■ **EXERCISE PASSAGE**
The epiglottis is a flap in the throat that keeps food from entering the windpipe and the lungs. The flap is made of elastic cartilage covered with a mucous membrane, attached to the entrance of the larynx. It projects obliquely upwards behind the tongue and the hyoid bone, pointing dorsally. It stands open during breathing, allowing air into the larynx. During swallowing, it closes to prevent aspiration and forcing the swallowed liquids or food to go along the esophagus instead. It is thus the valve that diverts passage to either the trachea or the esophagus.
Posterior view of the larynx. The epiglottis is the most superior structure shown.
|Precursor||Hypopharyngeal eminence [unreliable source?]|
The epiglottis is one of nine cartilaginous structures that make up the larynx (voice box). During breathing, it lies completely within the larynx. During swallowing, it serves as part of the anterior of the pharynx.
The body of the epiglottis consists of elastic cartilage.
The entire lingual surface and the apical portion of the laryngeal surface (since it is vulnerable to abrasion due to its relation to the digestive tract) are covered by stratified squamous non-keratinized epithelium. However, some parts of the laryngeal surface, which is in relation to the respiratory system, has respiratory epithelium: pseudostratified, ciliated columnar cells and mucus secreting goblet cells.
A high-rising epiglottis is a normal anatomical variation, visible during an oral examination, which does not cause any serious problem apart from a mild sensation of a foreign body in the throat. It is seen more often in children than adults and does not need any medical or surgical intervention.
The epiglottis is normally pointed upward during breathing with its underside functioning as part of the pharynx. During swallowing, elevation of the hyoid bone draws the larynx upward; as a result, the epiglottis folds down to a more horizontal position, with its superior side functioning as part of the pharynx. In this manner, the epiglottis prevents food from going into the trachea and instead directs it to the esophagus, which is behind it. Swallowing with little to no aspiration of food can occur even when there is no epiglottis (such as when destroyed by disease).
Should food or liquid enter the windpipe due to the epiglottis failing to close properly, the gag reflex is induced to protect the respiratory system. The glossopharyngeal nerve sends fibers to the upper epiglottis that contribute to the afferent limb of the gag reflex. (The gag reflex is variable in people from a limited to a hypersensitive response.) The superior laryngeal branch of the vagus nerve sends fibers to the lower epiglottis that contribute to the efferent limb of the cough reflex. This initiates an attempt to try to dislodge the food or liquid from the windpipe. Gag reflex can be managed by behaviour therapy, cognitive behaviour therapy, herbal remedies, acupressure, acupuncture, prosthetic devices, anti-nausea drugs, sedatives, local or general anaesthetics. Performing dental treatment is challenging in patients who experience gag reflex.
In some languages, the epiglottis is used to produce epiglottal consonant speech sounds, though this sound-type is rather rare.
Inflammation of the epiglottis is known as epiglottitis. Epiglottitis is mainly caused by Haemophilus influenzae. A person with epiglottitis may have a fever, sore throat, difficulty swallowing, and difficulty breathing. For this reason, acute epiglottitis is considered a medical emergency, because of the risk of obstruction of the pharynx. Epiglottitis is often managed with antibiotics, racemic epinephrine (a sympathomimetic bronchodilator that is delivered by aerosol), and may require tracheal intubation or a tracheostomy if breathing is difficult. Behind the root of the tongue is an epiglottic vallecula which is an important anatomical landmark in intubation.

■ **Saved dataset items**
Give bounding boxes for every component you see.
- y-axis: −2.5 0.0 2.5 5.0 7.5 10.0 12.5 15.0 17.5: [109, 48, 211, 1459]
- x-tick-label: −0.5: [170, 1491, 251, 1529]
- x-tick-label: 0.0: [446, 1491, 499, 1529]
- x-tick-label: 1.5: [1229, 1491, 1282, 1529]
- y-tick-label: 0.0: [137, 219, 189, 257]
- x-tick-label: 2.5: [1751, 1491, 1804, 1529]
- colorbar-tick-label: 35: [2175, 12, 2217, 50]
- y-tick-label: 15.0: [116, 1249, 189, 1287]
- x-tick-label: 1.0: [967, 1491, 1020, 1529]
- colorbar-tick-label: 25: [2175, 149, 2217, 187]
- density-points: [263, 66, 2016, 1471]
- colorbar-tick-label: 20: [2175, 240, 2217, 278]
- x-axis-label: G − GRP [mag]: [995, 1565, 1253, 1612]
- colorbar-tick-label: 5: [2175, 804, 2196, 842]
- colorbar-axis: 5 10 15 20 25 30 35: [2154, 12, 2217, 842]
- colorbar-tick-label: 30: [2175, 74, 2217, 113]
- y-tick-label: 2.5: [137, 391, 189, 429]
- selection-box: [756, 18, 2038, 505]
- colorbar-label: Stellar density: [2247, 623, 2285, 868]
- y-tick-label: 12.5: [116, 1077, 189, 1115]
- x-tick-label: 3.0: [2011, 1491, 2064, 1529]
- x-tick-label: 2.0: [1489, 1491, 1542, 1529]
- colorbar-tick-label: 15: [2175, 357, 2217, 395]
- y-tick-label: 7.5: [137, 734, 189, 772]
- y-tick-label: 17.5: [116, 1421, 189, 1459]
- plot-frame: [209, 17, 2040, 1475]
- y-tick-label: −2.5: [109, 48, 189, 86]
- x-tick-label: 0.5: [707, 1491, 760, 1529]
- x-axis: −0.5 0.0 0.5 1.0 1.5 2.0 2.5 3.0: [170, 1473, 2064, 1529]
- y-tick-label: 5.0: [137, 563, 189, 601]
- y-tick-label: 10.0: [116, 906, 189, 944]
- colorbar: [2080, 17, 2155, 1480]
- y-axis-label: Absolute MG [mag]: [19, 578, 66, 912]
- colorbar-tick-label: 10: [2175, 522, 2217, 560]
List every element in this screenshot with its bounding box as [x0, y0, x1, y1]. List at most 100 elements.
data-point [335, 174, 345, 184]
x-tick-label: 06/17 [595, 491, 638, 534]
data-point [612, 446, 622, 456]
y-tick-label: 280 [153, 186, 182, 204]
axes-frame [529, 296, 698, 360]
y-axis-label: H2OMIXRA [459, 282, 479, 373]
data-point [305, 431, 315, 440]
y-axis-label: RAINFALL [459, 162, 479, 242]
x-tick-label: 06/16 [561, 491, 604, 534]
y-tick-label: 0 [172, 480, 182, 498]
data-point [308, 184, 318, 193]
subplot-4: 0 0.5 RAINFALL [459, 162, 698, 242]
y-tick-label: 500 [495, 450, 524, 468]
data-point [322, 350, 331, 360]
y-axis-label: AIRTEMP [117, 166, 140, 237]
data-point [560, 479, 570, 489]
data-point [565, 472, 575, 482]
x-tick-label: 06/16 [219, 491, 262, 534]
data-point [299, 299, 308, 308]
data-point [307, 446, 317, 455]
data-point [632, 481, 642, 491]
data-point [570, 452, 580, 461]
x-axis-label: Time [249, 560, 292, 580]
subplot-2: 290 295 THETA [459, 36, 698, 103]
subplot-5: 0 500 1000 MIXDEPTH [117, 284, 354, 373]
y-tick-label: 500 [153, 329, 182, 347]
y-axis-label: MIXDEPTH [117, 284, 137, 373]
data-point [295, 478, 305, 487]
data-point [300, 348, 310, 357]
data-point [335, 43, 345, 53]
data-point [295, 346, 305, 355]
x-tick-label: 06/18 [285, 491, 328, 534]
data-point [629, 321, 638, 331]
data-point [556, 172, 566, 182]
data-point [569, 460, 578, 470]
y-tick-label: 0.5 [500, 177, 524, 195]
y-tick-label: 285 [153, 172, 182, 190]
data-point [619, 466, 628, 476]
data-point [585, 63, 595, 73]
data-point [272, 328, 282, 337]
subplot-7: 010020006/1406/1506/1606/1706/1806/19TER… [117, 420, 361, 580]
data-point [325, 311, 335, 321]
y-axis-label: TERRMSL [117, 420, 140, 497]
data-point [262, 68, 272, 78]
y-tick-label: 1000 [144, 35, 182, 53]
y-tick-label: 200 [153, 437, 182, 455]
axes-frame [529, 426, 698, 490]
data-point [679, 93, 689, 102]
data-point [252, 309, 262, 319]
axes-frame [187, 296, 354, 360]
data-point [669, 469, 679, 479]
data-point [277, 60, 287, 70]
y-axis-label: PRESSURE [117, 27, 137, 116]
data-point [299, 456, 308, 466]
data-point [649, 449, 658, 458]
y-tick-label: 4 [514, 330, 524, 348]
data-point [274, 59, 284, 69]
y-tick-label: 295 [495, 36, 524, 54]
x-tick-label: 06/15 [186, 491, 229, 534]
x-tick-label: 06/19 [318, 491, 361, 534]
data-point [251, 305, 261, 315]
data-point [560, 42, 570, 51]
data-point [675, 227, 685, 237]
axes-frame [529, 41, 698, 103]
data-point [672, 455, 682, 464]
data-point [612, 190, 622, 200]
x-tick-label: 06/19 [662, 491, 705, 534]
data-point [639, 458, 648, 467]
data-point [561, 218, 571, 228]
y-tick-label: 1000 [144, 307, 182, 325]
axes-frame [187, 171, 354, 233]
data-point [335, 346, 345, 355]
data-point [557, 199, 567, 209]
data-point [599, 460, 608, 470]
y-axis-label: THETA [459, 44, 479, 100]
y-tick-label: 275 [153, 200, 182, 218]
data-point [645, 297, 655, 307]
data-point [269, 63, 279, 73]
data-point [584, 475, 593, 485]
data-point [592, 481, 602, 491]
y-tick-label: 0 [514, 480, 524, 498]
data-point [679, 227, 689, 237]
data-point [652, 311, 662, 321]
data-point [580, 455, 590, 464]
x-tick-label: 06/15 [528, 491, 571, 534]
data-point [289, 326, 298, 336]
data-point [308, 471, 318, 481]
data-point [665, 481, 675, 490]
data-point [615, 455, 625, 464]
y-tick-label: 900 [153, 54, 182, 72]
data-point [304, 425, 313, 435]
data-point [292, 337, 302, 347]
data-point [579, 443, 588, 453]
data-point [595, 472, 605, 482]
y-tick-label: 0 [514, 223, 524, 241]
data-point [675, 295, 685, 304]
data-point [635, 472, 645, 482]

■ **PROMPT A**
Repeat, word for word, the part of the passage on the epiglottis that opens with the words containing "Posterior view of" and closes with "anterior of the pharynx.".
■ **PROMPT B**
Answer these questions from the passage on the epiglottis:
(i) What kind of cartilage makes up the body of the epiglottis?
(ii) Is a high-rising epiglottis seen more often in children or in adults?
(iii) What is the main cause of epiglottitis?
■ **PROMPT C**
List every sign that the passage on the epiglottis says a person with epiglottitis may have.

■ **REPLY A**
Posterior view of the larynx. The epiglottis is the most superior structure shown.
|Precursor||Hypopharyngeal eminence [unreliable source?]|
The epiglottis is one of nine cartilaginous structures that make up the larynx (voice box). During breathing, it lies completely within the larynx. During swallowing, it serves as part of the anterior of the pharynx.

■ **REPLY B**
(i) Elastic cartilage
(ii) Children
(iii) Haemophilus influenzae

■ **REPLY C**
Fever, sore throat, difficulty swallowing, difficulty breathing